* SHORT PROBLEM:
Format the records below as a JSON list of strings, one string per line and blank lines omitted, starting with the first line and ending with the line that contains "branch-line <box>256 871 290 872</box>".

* RECORDS:
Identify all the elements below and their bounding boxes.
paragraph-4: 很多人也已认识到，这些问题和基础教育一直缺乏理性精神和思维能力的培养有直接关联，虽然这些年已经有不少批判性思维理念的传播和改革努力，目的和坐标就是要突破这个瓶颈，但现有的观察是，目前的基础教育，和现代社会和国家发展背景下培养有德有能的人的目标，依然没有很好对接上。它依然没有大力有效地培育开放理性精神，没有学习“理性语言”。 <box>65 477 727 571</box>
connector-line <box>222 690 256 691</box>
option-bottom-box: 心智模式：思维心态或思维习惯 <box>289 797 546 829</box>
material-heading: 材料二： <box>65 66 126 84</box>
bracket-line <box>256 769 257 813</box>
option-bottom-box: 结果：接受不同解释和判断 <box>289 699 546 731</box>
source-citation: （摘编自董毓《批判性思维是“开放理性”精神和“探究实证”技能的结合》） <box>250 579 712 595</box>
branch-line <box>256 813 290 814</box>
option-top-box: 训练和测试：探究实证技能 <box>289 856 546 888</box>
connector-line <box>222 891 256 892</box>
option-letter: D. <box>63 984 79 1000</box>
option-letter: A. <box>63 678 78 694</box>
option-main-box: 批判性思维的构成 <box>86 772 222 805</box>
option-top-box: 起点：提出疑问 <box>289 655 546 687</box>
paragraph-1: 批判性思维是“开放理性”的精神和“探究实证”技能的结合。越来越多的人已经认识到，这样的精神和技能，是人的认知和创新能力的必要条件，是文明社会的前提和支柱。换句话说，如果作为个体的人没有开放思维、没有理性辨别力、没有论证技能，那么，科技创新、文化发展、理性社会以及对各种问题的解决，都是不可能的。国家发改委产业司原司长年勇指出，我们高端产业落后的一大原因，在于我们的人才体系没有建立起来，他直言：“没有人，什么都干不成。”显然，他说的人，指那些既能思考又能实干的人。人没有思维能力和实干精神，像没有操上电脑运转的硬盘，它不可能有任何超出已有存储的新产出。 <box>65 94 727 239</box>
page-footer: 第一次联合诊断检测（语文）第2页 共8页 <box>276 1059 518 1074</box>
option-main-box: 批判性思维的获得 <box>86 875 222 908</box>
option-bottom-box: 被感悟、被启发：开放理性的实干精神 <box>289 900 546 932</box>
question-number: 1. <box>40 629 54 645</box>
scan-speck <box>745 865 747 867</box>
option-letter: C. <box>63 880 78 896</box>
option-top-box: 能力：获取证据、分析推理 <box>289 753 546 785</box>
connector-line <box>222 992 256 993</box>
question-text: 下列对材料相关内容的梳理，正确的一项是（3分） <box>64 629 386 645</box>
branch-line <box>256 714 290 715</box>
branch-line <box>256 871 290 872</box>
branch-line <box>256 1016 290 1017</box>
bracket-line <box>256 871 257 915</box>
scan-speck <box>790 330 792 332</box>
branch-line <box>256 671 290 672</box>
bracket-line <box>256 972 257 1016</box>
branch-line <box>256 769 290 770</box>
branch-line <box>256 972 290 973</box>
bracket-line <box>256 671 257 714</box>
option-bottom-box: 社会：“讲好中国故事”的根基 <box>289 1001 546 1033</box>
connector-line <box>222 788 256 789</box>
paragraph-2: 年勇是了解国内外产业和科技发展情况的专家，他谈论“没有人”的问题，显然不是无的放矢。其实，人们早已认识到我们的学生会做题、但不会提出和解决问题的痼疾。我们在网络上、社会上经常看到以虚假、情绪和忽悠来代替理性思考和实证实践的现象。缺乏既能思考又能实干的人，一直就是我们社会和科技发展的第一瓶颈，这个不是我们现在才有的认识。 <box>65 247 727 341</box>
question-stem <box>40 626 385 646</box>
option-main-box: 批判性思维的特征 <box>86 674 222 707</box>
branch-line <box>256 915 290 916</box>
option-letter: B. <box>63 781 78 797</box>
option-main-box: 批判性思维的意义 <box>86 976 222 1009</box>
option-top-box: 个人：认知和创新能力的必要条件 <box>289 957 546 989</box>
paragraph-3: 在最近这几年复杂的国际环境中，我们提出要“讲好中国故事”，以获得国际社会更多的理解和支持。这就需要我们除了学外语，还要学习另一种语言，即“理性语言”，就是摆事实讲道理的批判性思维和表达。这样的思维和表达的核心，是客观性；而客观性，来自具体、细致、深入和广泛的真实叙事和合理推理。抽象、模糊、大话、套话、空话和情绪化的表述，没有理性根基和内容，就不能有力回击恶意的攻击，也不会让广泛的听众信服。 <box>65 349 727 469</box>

* WORKED SOLUTION:
[
  "Identify all the elements below and their bounding boxes.",
  "paragraph-4: 很多人也已认识到，这些问题和基础教育一直缺乏理性精神和思维能力的培养有直接关联，虽然这些年已经有不少批判性思维理念的传播和改革努力，目的和坐标就是要突破这个瓶颈，但现有的观察是，目前的基础教育，和现代社会和国家发展背景下培养有德有能的人的目标，依然没有很好对接上。它依然没有大力有效地培育开放理性精神，没有学习“理性语言”。 <box>65 477 727 571</box>",
  "connector-line <box>222 690 256 691</box>",
  "option-bottom-box: 心智模式：思维心态或思维习惯 <box>289 797 546 829</box>",
  "material-heading: 材料二： <box>65 66 126 84</box>",
  "bracket-line <box>256 769 257 813</box>",
  "option-bottom-box: 结果：接受不同解释和判断 <box>289 699 546 731</box>",
  "source-citation: （摘编自董毓《批判性思维是“开放理性”精神和“探究实证”技能的结合》） <box>250 579 712 595</box>",
  "branch-line <box>256 813 290 814</box>",
  "option-top-box: 训练和测试：探究实证技能 <box>289 856 546 888</box>",
  "connector-line <box>222 891 256 892</box>",
  "option-letter: D. <box>63 984 79 1000</box>",
  "option-letter: A. <box>63 678 78 694</box>",
  "option-main-box: 批判性思维的构成 <box>86 772 222 805</box>",
  "option-top-box: 起点：提出疑问 <box>289 655 546 687</box>",
  "paragraph-1: 批判性思维是“开放理性”的精神和“探究实证”技能的结合。越来越多的人已经认识到，这样的精神和技能，是人的认知和创新能力的必要条件，是文明社会的前提和支柱。换句话说，如果作为个体的人没有开放思维、没有理性辨别力、没有论证技能，那么，科技创新、文化发展、理性社会以及对各种问题的解决，都是不可能的。国家发改委产业司原司长年勇指出，我们高端产业落后的一大原因，在于我们的人才体系没有建立起来，他直言：“没有人，什么都干不成。”显然，他说的人，指那些既能思考又能实干的人。人没有思维能力和实干精神，像没有操上电脑运转的硬盘，它不可能有任何超出已有存储的新产出。 <box>65 94 727 239</box>",
  "page-footer: 第一次联合诊断检测（语文）第2页 共8页 <box>276 1059 518 1074</box>",
  "option-main-box: 批判性思维的获得 <box>86 875 222 908</box>",
  "option-bottom-box: 被感悟、被启发：开放理性的实干精神 <box>289 900 546 932</box>",
  "question-number: 1. <box>40 629 54 645</box>",
  "scan-speck <box>745 865 747 867</box>",
  "option-letter: C. <box>63 880 78 896</box>",
  "option-top-box: 能力：获取证据、分析推理 <box>289 753 546 785</box>",
  "connector-line <box>222 992 256 993</box>",
  "question-text: 下列对材料相关内容的梳理，正确的一项是（3分） <box>64 629 386 645</box>",
  "branch-line <box>256 714 290 715</box>",
  "branch-line <box>256 871 290 872</box>"
]